(DOCUMENT SEGMENT)
☆ ☆ ☆ ☆ ☆

# 02 Preprocessing Practical Example on Realistic Text Data (NLP)

## Overview

This notebook demonstrates a complete text preprocessing pipeline example using **NLTK**, **Pandas**, and **regular expressions** on real-world hotel review data.  
Each preprocessing step is applied incrementally, with results stored in new columns to preserve intermediate transformations.

---

## Libraries Used

- **NLTK**
  - Tokenization (`word_tokenize`)
  - Stopwords
  - Stemming (`PorterStemmer`)
  - Lemmatization (`WordNetLemmatizer`)
  - N-grams
- **Pandas** for data handling
- **re** for regular expression–based text cleaning

---

## Dataset Loading and Inspection

- Load hotel reviews from a CSV file
- Inspect dataset structure using:
  - `data.info()`
  - `data.head()`
- Access individual review entries for inspection

---

## Text Preprocessing Steps

### 1. Lowercasing Text
- Convert all review text to lowercase
- Store results in a new column to preserve original data
- Use Pandas `.str` string accessor to apply changes to all rows

---

### 2. Stopword Removal
- Load English stopwords from NLTK
- Explicitly **retain the word “not”** to preserve sentiment meaning
- Remove stopwords using a custom `apply()` function
- Store cleaned text in a new column

---

### 3. Removing Punctuation and Special Characters
- Replace asterisk (`*`) symbols with the word `"star"`
- Remove all remaining punctuation using regular expressions
- Apply transformations row-by-row using `axis=1`

---

### 4. Tokenization
- Convert cleaned review text into tokens
- Store tokens as lists in a new column
- Each review becomes a list of individual words

---

### 5. Stemming
- Apply **Porter Stemmer** to reduce words to their root forms
- Store stemmed tokens in a separate column
- Allows comparison between original, tokenized, and stemmed text

---

### 6. Lemmatization
- Apply **WordNet Lemmatizer** to normalize words to their dictionary form
- Store lemmatized tokens separately
- Enables direct comparison between stemming and lemmatization results

---

## Preparing Tokens for N-gram Analysis

- Combine all token lists from every review into **one single list**
- Use Python’s `sum()` function to flatten the list of lists
- This produces a corpus-wide token list suitable for frequency analysis

---

## N-gram Analysis

- Generate:
  - **Unigrams (1-grams)**
  - **Bigrams (2-grams)**
  - **Trigrams (3-grams)**
- Count occurrences using:
  - `nltk.ngrams`
  - `pd.Series().value_counts()`
- Display frequency distributions for analysis

---

## Key Takeaways

- Each preprocessing step is isolated and reversible
- New columns preserve preprocessing history
- Stopword customization matters for sentiment analysis
- Token preparation is required before n-gram analysis
- Stemming and lemmatization serve different purposes


In [2]:
import nltk
from nltk.tokenize import word_tokenize
from nltk.stem import PorterStemmer, WordNetLemmatizer
from nltk.corpus import stopwords
import re
import pandas as pd

In [3]:
data = pd.read_csv("../../data/tripadvisor_hotel_reviews.csv")

☆ ☆ ☆ ☆ ☆

(ITEMS)

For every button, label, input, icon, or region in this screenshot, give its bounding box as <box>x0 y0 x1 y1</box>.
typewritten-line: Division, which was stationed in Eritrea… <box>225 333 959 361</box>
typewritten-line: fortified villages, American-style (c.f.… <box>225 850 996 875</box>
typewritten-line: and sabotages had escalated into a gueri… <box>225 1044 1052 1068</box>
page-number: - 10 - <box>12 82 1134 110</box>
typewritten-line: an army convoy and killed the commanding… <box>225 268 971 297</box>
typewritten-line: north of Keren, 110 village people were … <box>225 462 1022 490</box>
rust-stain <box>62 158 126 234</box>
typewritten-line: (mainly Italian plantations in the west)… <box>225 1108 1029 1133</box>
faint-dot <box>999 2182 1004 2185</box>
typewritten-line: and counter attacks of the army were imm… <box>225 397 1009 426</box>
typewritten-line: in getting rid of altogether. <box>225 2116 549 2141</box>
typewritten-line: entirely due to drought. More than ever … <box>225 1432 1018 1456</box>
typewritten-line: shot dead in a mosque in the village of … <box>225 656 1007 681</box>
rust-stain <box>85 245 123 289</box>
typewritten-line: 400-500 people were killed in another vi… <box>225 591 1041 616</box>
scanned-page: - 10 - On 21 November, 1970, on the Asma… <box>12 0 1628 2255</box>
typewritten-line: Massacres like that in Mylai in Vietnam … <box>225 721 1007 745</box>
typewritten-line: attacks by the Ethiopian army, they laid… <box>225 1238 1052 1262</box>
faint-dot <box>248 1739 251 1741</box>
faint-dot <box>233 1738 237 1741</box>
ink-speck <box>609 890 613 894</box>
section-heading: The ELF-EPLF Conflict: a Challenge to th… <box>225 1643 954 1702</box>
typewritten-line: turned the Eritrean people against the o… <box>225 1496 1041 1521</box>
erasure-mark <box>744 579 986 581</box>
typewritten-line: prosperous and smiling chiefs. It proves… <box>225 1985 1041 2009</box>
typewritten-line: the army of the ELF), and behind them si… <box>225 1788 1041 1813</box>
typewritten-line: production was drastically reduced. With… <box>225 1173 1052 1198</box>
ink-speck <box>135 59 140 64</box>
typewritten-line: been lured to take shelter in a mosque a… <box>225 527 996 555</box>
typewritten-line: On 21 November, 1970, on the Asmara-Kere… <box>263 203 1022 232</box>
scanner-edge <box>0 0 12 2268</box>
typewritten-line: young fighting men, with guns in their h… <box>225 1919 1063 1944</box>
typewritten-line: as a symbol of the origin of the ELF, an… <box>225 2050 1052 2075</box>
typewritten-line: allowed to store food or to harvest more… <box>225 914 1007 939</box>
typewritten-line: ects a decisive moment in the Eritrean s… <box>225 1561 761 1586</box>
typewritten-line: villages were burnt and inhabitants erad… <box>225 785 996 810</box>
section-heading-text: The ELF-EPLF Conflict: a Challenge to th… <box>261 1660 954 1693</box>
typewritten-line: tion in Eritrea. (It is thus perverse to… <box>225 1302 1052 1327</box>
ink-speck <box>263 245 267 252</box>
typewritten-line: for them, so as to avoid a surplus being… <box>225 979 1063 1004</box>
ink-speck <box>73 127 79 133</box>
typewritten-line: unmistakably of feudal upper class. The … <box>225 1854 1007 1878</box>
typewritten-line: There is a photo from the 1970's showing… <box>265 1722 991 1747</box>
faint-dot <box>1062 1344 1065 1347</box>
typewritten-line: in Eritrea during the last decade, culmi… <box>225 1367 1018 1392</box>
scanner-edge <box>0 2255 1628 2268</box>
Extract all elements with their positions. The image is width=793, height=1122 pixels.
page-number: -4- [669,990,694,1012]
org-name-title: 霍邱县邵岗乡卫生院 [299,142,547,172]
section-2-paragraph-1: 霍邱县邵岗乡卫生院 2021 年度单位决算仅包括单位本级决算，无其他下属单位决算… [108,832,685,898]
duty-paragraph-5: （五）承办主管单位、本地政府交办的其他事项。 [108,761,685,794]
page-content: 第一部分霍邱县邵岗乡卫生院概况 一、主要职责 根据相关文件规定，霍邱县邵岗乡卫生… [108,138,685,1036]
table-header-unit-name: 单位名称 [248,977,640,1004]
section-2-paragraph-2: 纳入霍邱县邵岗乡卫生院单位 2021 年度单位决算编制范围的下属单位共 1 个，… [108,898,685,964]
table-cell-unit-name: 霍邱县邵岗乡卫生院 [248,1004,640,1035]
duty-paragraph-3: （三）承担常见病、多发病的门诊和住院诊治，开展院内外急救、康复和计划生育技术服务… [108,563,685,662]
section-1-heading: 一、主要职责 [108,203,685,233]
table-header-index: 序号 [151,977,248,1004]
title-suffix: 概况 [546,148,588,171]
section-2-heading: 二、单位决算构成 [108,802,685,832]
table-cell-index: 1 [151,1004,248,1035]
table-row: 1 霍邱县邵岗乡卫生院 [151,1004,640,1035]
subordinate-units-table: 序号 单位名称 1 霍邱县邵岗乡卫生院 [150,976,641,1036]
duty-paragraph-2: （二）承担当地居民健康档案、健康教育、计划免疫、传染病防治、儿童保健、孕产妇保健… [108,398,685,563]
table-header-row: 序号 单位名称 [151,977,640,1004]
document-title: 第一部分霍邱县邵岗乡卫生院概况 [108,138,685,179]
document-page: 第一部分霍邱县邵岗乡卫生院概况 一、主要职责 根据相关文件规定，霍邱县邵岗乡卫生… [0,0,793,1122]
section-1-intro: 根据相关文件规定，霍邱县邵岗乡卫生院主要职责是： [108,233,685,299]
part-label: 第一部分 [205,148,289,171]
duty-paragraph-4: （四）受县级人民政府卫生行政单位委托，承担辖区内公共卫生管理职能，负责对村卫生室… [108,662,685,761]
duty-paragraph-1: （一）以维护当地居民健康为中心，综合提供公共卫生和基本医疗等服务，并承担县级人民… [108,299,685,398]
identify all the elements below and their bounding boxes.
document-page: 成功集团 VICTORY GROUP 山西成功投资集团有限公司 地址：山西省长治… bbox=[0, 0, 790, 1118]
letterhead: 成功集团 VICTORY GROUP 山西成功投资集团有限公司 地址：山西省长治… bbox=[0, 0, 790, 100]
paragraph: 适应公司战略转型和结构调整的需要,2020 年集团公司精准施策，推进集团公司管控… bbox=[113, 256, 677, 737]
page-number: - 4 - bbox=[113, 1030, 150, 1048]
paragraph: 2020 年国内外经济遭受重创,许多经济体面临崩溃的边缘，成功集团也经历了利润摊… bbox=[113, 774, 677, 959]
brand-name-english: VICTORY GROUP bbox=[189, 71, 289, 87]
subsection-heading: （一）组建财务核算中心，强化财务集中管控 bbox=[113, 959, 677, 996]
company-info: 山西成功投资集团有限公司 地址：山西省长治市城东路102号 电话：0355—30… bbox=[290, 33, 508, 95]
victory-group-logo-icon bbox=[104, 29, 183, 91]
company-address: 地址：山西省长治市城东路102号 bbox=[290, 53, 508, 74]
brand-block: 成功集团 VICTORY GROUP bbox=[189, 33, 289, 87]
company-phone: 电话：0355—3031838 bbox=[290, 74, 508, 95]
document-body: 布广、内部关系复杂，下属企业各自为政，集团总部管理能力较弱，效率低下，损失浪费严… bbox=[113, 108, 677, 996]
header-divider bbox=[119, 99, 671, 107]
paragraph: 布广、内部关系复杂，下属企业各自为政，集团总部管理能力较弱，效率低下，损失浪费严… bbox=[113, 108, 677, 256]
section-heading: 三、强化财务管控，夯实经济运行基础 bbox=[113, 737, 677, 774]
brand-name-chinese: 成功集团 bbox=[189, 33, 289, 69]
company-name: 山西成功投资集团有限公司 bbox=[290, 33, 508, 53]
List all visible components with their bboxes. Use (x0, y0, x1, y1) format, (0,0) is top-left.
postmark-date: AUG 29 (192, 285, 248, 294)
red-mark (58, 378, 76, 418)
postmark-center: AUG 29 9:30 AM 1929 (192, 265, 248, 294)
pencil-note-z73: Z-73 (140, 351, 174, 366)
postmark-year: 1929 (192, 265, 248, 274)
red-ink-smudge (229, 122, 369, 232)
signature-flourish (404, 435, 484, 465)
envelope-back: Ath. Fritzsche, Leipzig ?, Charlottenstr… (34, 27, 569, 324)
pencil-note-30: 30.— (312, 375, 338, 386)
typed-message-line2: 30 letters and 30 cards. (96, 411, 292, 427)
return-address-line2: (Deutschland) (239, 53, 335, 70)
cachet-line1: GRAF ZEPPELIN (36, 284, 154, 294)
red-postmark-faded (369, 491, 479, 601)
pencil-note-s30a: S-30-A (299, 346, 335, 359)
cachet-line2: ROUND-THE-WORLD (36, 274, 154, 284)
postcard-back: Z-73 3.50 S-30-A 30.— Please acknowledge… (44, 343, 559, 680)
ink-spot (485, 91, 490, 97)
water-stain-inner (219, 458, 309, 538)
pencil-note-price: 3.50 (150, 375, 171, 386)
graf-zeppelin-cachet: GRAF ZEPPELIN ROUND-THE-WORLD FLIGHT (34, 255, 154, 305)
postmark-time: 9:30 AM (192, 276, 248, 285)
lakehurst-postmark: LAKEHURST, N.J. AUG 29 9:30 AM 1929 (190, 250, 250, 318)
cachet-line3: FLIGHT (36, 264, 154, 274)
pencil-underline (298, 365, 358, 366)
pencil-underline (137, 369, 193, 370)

☆ ☆ ☆ ☆ ☆

(GIVEN EXERCISE)
Continue the hotel review preprocessing notebook from the line that loads the CSV file.

(ANSWER TO THIS TASK)
In [None]:
data.info()   #to  see what we have

In [None]:
data.head()  #to take a look t our data  

In [None]:
data['Review'][0] #specified that we are intrested in row zero

In [None]:
# step 1 , lower case text on the Review Column
#a pandas Series is not a single string — it's a column containing many strings
#.str is the string accessor that tells pandas (Apply this operation to every element in this column)
data['review_lowercase'] = data['Review'].str.lower()

In [None]:
data.head()

In [None]:
# step 2 , remove stop words from the reviews
en_stopwords = stopwords.words('english') 

In [None]:
# to make sure "not" is not within the stopwords we will use .remove to remove from list of stopwords
en_stopwords.remove("not")

In [None]:
#let's create a new column called Review no stopwords
#apply function is very usefull because it lets us take one column and perform a custom operation on every value in it
# .split splts each review x into individual words 
# when preprocessing the text, it is always worth making a new column for each of the steps in your preprocessing
data['review-stop-no-stopwords'] = data['review_lowercase'].apply(lambda x: ' '.join([word for word in x.split() if word not in (en_stopwords)] ))

In [None]:
data['review-stop-no-stopwords'][0]

In [None]:
# step 3 removing punctuations
#first creating a new column
#axis = 1 tells python to go row by row rather then column by column
data['review-stop-no-stopwords-no-punct'] = data.apply(lambda x: re.sub(r"[*]", "star", x['review-stop-no-stopwords']), axis=1 )


In [None]:
data.head()  #here we can see that anywhere on review-stop-no-stopwords column where the text had a aestrik sign, its replaced with star word

In [None]:
data['review-stop-no-stopwords-no-punct'] = data.apply(lambda x: re.sub( r"([^\w\s])", "", x['review-stop-no-stopwords-no-punct']), axis=1)

In [None]:
data.head()

In [None]:
# step 4 tokenizing the text
data['tokenized'] = data.apply(lambda x: word_tokenize(x['review-stop-no-stopwords-no-punct']),axis=1)

In [None]:
data['tokenized'] [0]

In [None]:
# step 5 stemming the text
ps = PorterStemmer()

In [None]:
data['stemmed'] = data['tokenized'].apply(lambda tokens: [ps.stem(token) for token in tokens])

In [None]:
data.head() #confirming if the words have been stemmed

In [None]:
lemmatizer = WordNetLemmatizer()

In [None]:
#Comparison between stemmer and lemitizer
data['lemmatized'] = data['tokenized'].apply(lambda tokens: [lemmatizer.lemmatize(token) for token in tokens])

In [None]:
data['lemmatized'][0]

In [None]:
# now we have both stemmed and lemmatized columns, before running N-grams we need to prepare our text in the right format
#right now each row in the lemmatized column contains a seperate list of tokens, Each review is stored as its own list of lemmatized words
#We need to combine these smaller lists of tokens into one long list that contains every token form all reviews
#we can do that using the sum function
tokens_clean =  sum(data['lemmatized'], [])   #in python sum() with lists joins them together instead of returning a sum(number)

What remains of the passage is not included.